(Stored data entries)
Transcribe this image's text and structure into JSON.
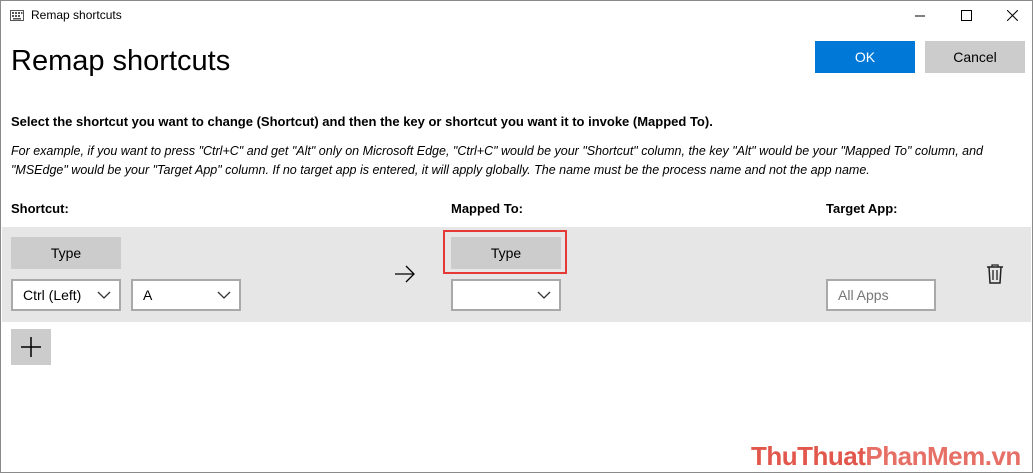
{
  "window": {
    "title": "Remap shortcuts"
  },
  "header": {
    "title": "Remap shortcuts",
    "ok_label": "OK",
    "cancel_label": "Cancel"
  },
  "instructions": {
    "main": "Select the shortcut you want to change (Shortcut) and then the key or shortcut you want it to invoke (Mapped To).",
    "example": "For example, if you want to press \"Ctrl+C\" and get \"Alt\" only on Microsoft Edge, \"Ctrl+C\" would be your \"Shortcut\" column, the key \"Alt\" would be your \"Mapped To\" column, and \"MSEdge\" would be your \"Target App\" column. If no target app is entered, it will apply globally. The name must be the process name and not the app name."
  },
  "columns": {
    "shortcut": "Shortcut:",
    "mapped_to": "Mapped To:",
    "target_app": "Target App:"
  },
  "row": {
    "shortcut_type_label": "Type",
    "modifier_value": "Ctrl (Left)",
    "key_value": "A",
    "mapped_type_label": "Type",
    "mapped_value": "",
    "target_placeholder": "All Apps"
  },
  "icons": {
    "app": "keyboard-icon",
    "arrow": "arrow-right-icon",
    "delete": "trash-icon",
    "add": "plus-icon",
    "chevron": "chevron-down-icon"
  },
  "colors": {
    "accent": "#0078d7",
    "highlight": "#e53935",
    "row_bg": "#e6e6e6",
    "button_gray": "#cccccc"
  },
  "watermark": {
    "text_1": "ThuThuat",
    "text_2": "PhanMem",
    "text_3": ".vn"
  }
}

THE PROBLEM: Find every line in the records above that contains the word "Ctrl", and copy each one.

RESPONSE BELOW:
    "example": "For example, if you want to press \"Ctrl+C\" and get \"Alt\" only on Microsoft Edge, \"Ctrl+C\" would be your \"Shortcut\" column, the key \"Alt\" would be your \"Mapped To\" column, and \"MSEdge\" would be your \"Target App\" column. If no target app is entered, it will apply globally. The name must be the process name and not the app name."
    "modifier_value": "Ctrl (Left)",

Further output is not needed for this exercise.